*RECORDS FOR THE EXERCISE*:
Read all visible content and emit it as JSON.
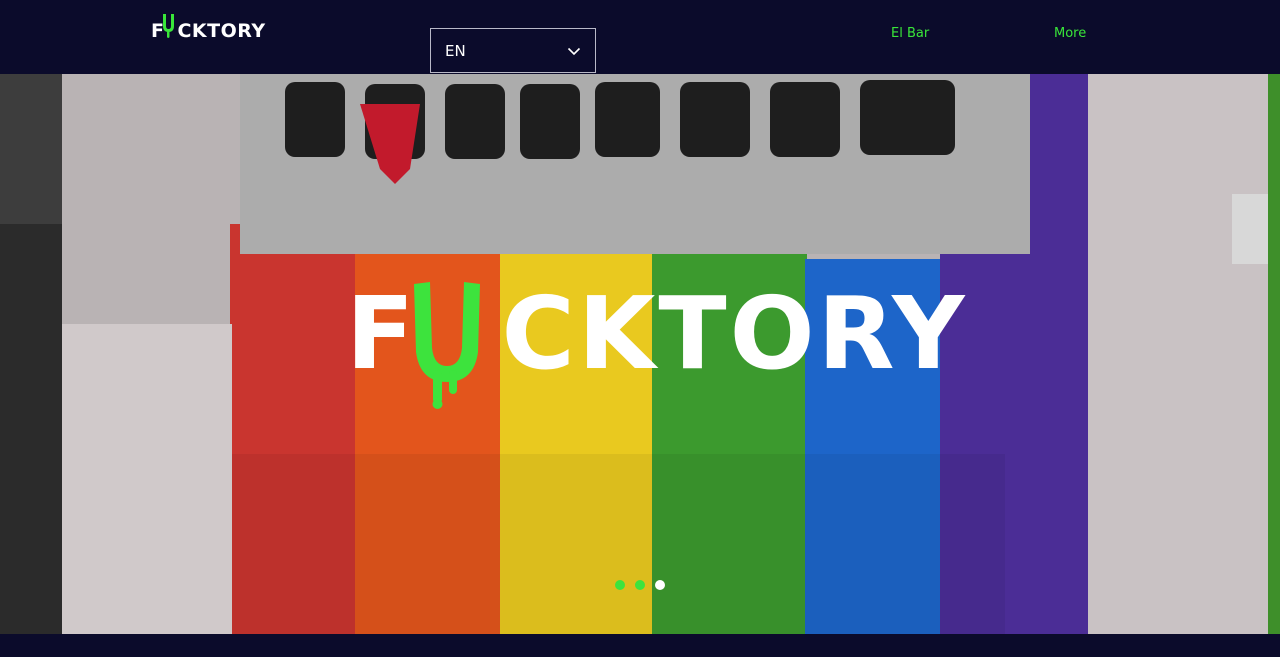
{
  "header": {
    "logo_text_before": "F",
    "logo_text_u": "U",
    "logo_text_after": "CKTORY",
    "language": {
      "selected": "EN"
    },
    "nav": [
      {
        "label": "El Bar"
      },
      {
        "label": "More"
      }
    ]
  },
  "hero": {
    "title_before": "F",
    "title_u": "U",
    "title_after": "CKTORY",
    "slider": {
      "count": 3,
      "active_index": 2
    }
  },
  "colors": {
    "background": "#0b0b2b",
    "accent_green": "#39e639",
    "text_white": "#ffffff"
  },
  "icons": {
    "dropdown": "chevron-down-icon"
  }
}
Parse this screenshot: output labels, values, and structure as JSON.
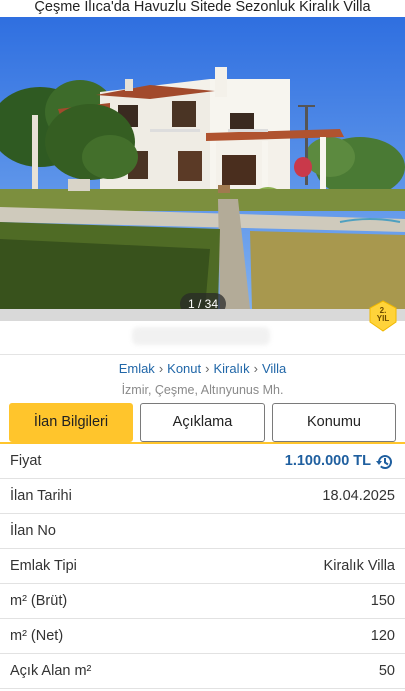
{
  "page": {
    "title": "Çeşme Ilıca'da Havuzlu Sitede Sezonluk Kiralık Villa"
  },
  "gallery": {
    "counter": "1 / 34"
  },
  "badge": {
    "line1": "2.",
    "line2": "YIL"
  },
  "breadcrumb": {
    "items": [
      "Emlak",
      "Konut",
      "Kiralık",
      "Villa"
    ],
    "separator": "›"
  },
  "location": "İzmir, Çeşme, Altınyunus Mh.",
  "tabs": [
    {
      "label": "İlan Bilgileri",
      "active": true
    },
    {
      "label": "Açıklama",
      "active": false
    },
    {
      "label": "Konumu",
      "active": false
    }
  ],
  "details": [
    {
      "label": "Fiyat",
      "value": "1.100.000 TL"
    },
    {
      "label": "İlan Tarihi",
      "value": "18.04.2025"
    },
    {
      "label": "İlan No",
      "value": ""
    },
    {
      "label": "Emlak Tipi",
      "value": "Kiralık Villa"
    },
    {
      "label": "m² (Brüt)",
      "value": "150"
    },
    {
      "label": "m² (Net)",
      "value": "120"
    },
    {
      "label": "Açık Alan m²",
      "value": "50"
    }
  ],
  "colors": {
    "accent": "#ffc52c",
    "link": "#2167a8",
    "price": "#1f5f9f"
  }
}
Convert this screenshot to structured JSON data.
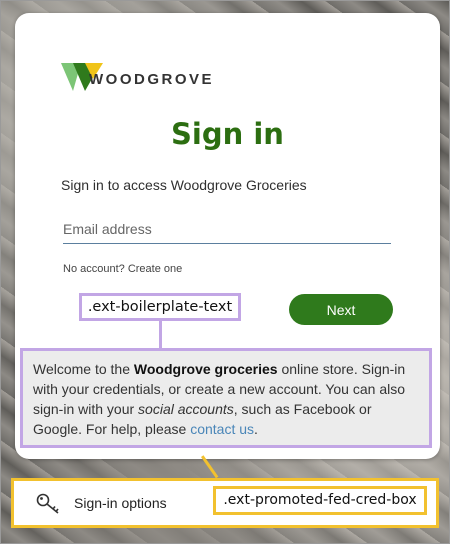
{
  "brand": {
    "logo_text": "WOODGROVE",
    "colors": {
      "green": "#2f7a1c",
      "title_green": "#2c6e11",
      "light_green": "#7cc576",
      "yellow": "#f0c419"
    }
  },
  "signin": {
    "title": "Sign in",
    "subtitle": "Sign in to access Woodgrove Groceries",
    "email_placeholder": "Email address",
    "no_account_text": "No account?",
    "create_link": "Create one",
    "next_label": "Next"
  },
  "annotations": {
    "boilerplate_label": ".ext-boilerplate-text",
    "fed_box_label": ".ext-promoted-fed-cred-box",
    "purple": "#c2a6e5",
    "yellow": "#f2c12e"
  },
  "boilerplate": {
    "part1": "Welcome to the ",
    "bold": "Woodgrove groceries",
    "part2": " online store. Sign-in with your credentials, or create a new account. You can also sign-in with your ",
    "italic": "social accounts",
    "part3": ", such as Facebook or Google. For help, please ",
    "link": "contact us",
    "part4": "."
  },
  "fed_options": {
    "label": "Sign-in options",
    "icon": "key-icon"
  }
}
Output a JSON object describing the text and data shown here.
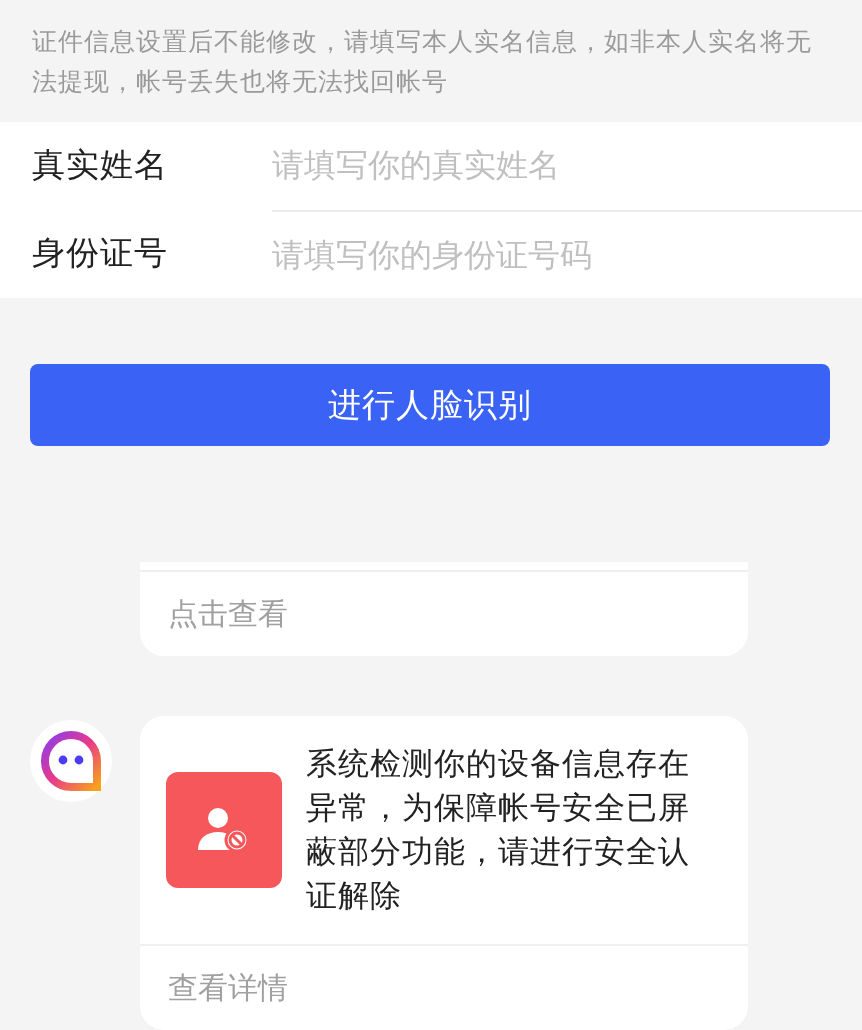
{
  "notice": "证件信息设置后不能修改，请填写本人实名信息，如非本人实名将无法提现，帐号丢失也将无法找回帐号",
  "form": {
    "fields": [
      {
        "label": "真实姓名",
        "placeholder": "请填写你的真实姓名"
      },
      {
        "label": "身份证号",
        "placeholder": "请填写你的身份证号码"
      }
    ]
  },
  "submit_button": "进行人脸识别",
  "messages": [
    {
      "kind": "partial",
      "link": "点击查看"
    },
    {
      "kind": "alert",
      "text": "系统检测你的设备信息存在异常，为保障帐号安全已屏蔽部分功能，请进行安全认证解除",
      "link": "查看详情"
    }
  ]
}
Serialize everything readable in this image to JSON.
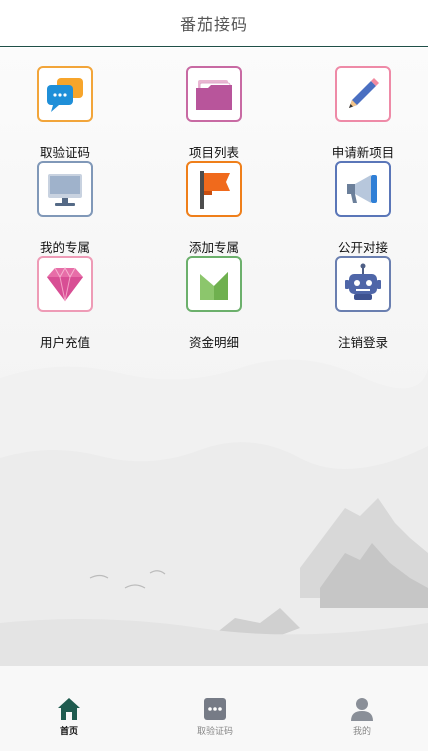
{
  "header": {
    "title": "番茄接码"
  },
  "menu": {
    "items": [
      {
        "label": "取验证码",
        "icon": "chat-bubbles-icon",
        "border": "#f2a53a"
      },
      {
        "label": "项目列表",
        "icon": "folder-icon",
        "border": "#c86aa3"
      },
      {
        "label": "申请新项目",
        "icon": "pencil-icon",
        "border": "#ee8aa7"
      },
      {
        "label": "我的专属",
        "icon": "monitor-icon",
        "border": "#8098b8"
      },
      {
        "label": "添加专属",
        "icon": "flag-icon",
        "border": "#ef7f1a"
      },
      {
        "label": "公开对接",
        "icon": "megaphone-icon",
        "border": "#5a76b8"
      },
      {
        "label": "用户充值",
        "icon": "diamond-icon",
        "border": "#ee9bb6"
      },
      {
        "label": "资金明细",
        "icon": "chart-icon",
        "border": "#6cb06c"
      },
      {
        "label": "注销登录",
        "icon": "robot-icon",
        "border": "#6a7fb0"
      }
    ]
  },
  "tabbar": {
    "home_label": "首页",
    "code_label": "取验证码",
    "mine_label": "我的"
  }
}
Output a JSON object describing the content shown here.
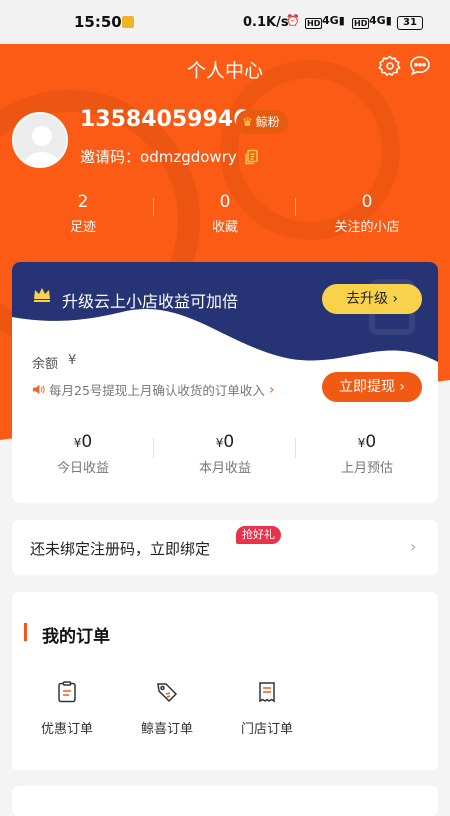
{
  "status_bar": {
    "time": "15:50",
    "network_speed": "0.1K/s",
    "hd1": "HD",
    "signal1": "4G",
    "hd2": "HD",
    "signal2": "4G",
    "battery": "31"
  },
  "header": {
    "title": "个人中心",
    "settings_icon": "gear-icon",
    "message_icon": "chat-bubble-icon"
  },
  "profile": {
    "phone": "13584059946",
    "badge_label": "鲸粉",
    "invite_label": "邀请码：",
    "invite_code": "odmzgdowry"
  },
  "stats": [
    {
      "value": "2",
      "label": "足迹"
    },
    {
      "value": "0",
      "label": "收藏"
    },
    {
      "value": "0",
      "label": "关注的小店"
    }
  ],
  "wallet": {
    "upgrade_text": "升级云上小店收益可加倍",
    "upgrade_button": "去升级",
    "balance_label": "余额",
    "balance_currency": "¥",
    "notice": "每月25号提现上月确认收货的订单收入",
    "withdraw_button": "立即提现",
    "earnings": [
      {
        "currency": "¥",
        "value": "0",
        "label": "今日收益"
      },
      {
        "currency": "¥",
        "value": "0",
        "label": "本月收益"
      },
      {
        "currency": "¥",
        "value": "0",
        "label": "上月预估"
      }
    ]
  },
  "bind": {
    "text": "还未绑定注册码，立即绑定",
    "badge": "抢好礼"
  },
  "orders": {
    "title": "我的订单",
    "items": [
      {
        "label": "优惠订单",
        "icon": "coupon-clipboard-icon"
      },
      {
        "label": "鲸喜订单",
        "icon": "tag-icon"
      },
      {
        "label": "门店订单",
        "icon": "receipt-icon"
      }
    ]
  },
  "colors": {
    "brand_orange": "#fb5b14",
    "navy": "#263374",
    "gold": "#f7d24a",
    "badge_red": "#e8334a"
  }
}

*DO THIS*:
Write out all the records again, exactly, minus any pictures.

*RESPONSE TO THE EXERCISE*:
Read all visible content and emit it as JSON.
{
  "header": {
    "logo_text_before": "F",
    "logo_text_u": "U",
    "logo_text_after": "CKTORY",
    "language": {
      "selected": "EN"
    },
    "nav": [
      {
        "label": "El Bar"
      },
      {
        "label": "More"
      }
    ]
  },
  "hero": {
    "title_before": "F",
    "title_u": "U",
    "title_after": "CKTORY",
    "slider": {
      "count": 3,
      "active_index": 2
    }
  },
  "colors": {
    "background": "#0b0b2b",
    "accent_green": "#39e639",
    "text_white": "#ffffff"
  },
  "icons": {
    "dropdown": "chevron-down-icon"
  }
}
Parse this screenshot: output labels, values, and structure as JSON.
{
  "page": {
    "title": "Çeşme Ilıca'da Havuzlu Sitede Sezonluk Kiralık Villa"
  },
  "gallery": {
    "counter": "1 / 34"
  },
  "badge": {
    "line1": "2.",
    "line2": "YIL"
  },
  "breadcrumb": {
    "items": [
      "Emlak",
      "Konut",
      "Kiralık",
      "Villa"
    ],
    "separator": "›"
  },
  "location": "İzmir, Çeşme, Altınyunus Mh.",
  "tabs": [
    {
      "label": "İlan Bilgileri",
      "active": true
    },
    {
      "label": "Açıklama",
      "active": false
    },
    {
      "label": "Konumu",
      "active": false
    }
  ],
  "details": [
    {
      "label": "Fiyat",
      "value": "1.100.000 TL"
    },
    {
      "label": "İlan Tarihi",
      "value": "18.04.2025"
    },
    {
      "label": "İlan No",
      "value": ""
    },
    {
      "label": "Emlak Tipi",
      "value": "Kiralık Villa"
    },
    {
      "label": "m² (Brüt)",
      "value": "150"
    },
    {
      "label": "m² (Net)",
      "value": "120"
    },
    {
      "label": "Açık Alan m²",
      "value": "50"
    }
  ],
  "colors": {
    "accent": "#ffc52c",
    "link": "#2167a8",
    "price": "#1f5f9f"
  }
}
Convert this screenshot to structured JSON data.
{
  "brand": {
    "logo_text": "WOODGROVE",
    "colors": {
      "green": "#2f7a1c",
      "title_green": "#2c6e11",
      "light_green": "#7cc576",
      "yellow": "#f0c419"
    }
  },
  "signin": {
    "title": "Sign in",
    "subtitle": "Sign in to access Woodgrove Groceries",
    "email_placeholder": "Email address",
    "no_account_text": "No account?",
    "create_link": "Create one",
    "next_label": "Next"
  },
  "annotations": {
    "boilerplate_label": ".ext-boilerplate-text",
    "fed_box_label": ".ext-promoted-fed-cred-box",
    "purple": "#c2a6e5",
    "yellow": "#f2c12e"
  },
  "boilerplate": {
    "part1": "Welcome to the ",
    "bold": "Woodgrove groceries",
    "part2": " online store. Sign-in with your credentials, or create a new account. You can also sign-in with your ",
    "italic": "social accounts",
    "part3": ", such as Facebook or Google. For help, please ",
    "link": "contact us",
    "part4": "."
  },
  "fed_options": {
    "label": "Sign-in options",
    "icon": "key-icon"
  }
}
Output a JSON object describing the text and data shown here.
{
  "notice": "证件信息设置后不能修改，请填写本人实名信息，如非本人实名将无法提现，帐号丢失也将无法找回帐号",
  "form": {
    "fields": [
      {
        "label": "真实姓名",
        "placeholder": "请填写你的真实姓名"
      },
      {
        "label": "身份证号",
        "placeholder": "请填写你的身份证号码"
      }
    ]
  },
  "submit_button": "进行人脸识别",
  "messages": [
    {
      "kind": "partial",
      "link": "点击查看"
    },
    {
      "kind": "alert",
      "text": "系统检测你的设备信息存在异常，为保障帐号安全已屏蔽部分功能，请进行安全认证解除",
      "link": "查看详情"
    }
  ]
}
Serialize everything readable in this image to JSON.
{
  "header": {
    "title": "番茄接码"
  },
  "menu": {
    "items": [
      {
        "label": "取验证码",
        "icon": "chat-bubbles-icon",
        "border": "#f2a53a"
      },
      {
        "label": "项目列表",
        "icon": "folder-icon",
        "border": "#c86aa3"
      },
      {
        "label": "申请新项目",
        "icon": "pencil-icon",
        "border": "#ee8aa7"
      },
      {
        "label": "我的专属",
        "icon": "monitor-icon",
        "border": "#8098b8"
      },
      {
        "label": "添加专属",
        "icon": "flag-icon",
        "border": "#ef7f1a"
      },
      {
        "label": "公开对接",
        "icon": "megaphone-icon",
        "border": "#5a76b8"
      },
      {
        "label": "用户充值",
        "icon": "diamond-icon",
        "border": "#ee9bb6"
      },
      {
        "label": "资金明细",
        "icon": "chart-icon",
        "border": "#6cb06c"
      },
      {
        "label": "注销登录",
        "icon": "robot-icon",
        "border": "#6a7fb0"
      }
    ]
  },
  "tabbar": {
    "home_label": "首页",
    "code_label": "取验证码",
    "mine_label": "我的"
  }
}
Output a JSON object describing the content shown here.
{
  "status_bar": {
    "time": "15:50",
    "network_speed": "0.1K/s",
    "hd1": "HD",
    "signal1": "4G",
    "hd2": "HD",
    "signal2": "4G",
    "battery": "31"
  },
  "header": {
    "title": "个人中心",
    "settings_icon": "gear-icon",
    "message_icon": "chat-bubble-icon"
  },
  "profile": {
    "phone": "13584059946",
    "badge_label": "鲸粉",
    "invite_label": "邀请码：",
    "invite_code": "odmzgdowry"
  },
  "stats": [
    {
      "value": "2",
      "label": "足迹"
    },
    {
      "value": "0",
      "label": "收藏"
    },
    {
      "value": "0",
      "label": "关注的小店"
    }
  ],
  "wallet": {
    "upgrade_text": "升级云上小店收益可加倍",
    "upgrade_button": "去升级",
    "balance_label": "余额",
    "balance_currency": "¥",
    "notice": "每月25号提现上月确认收货的订单收入",
    "withdraw_button": "立即提现",
    "earnings": [
      {
        "currency": "¥",
        "value": "0",
        "label": "今日收益"
      },
      {
        "currency": "¥",
        "value": "0",
        "label": "本月收益"
      },
      {
        "currency": "¥",
        "value": "0",
        "label": "上月预估"
      }
    ]
  },
  "bind": {
    "text": "还未绑定注册码，立即绑定",
    "badge": "抢好礼"
  },
  "orders": {
    "title": "我的订单",
    "items": [
      {
        "label": "优惠订单",
        "icon": "coupon-clipboard-icon"
      },
      {
        "label": "鲸喜订单",
        "icon": "tag-icon"
      },
      {
        "label": "门店订单",
        "icon": "receipt-icon"
      }
    ]
  },
  "colors": {
    "brand_orange": "#fb5b14",
    "navy": "#263374",
    "gold": "#f7d24a",
    "badge_red": "#e8334a"
  }
}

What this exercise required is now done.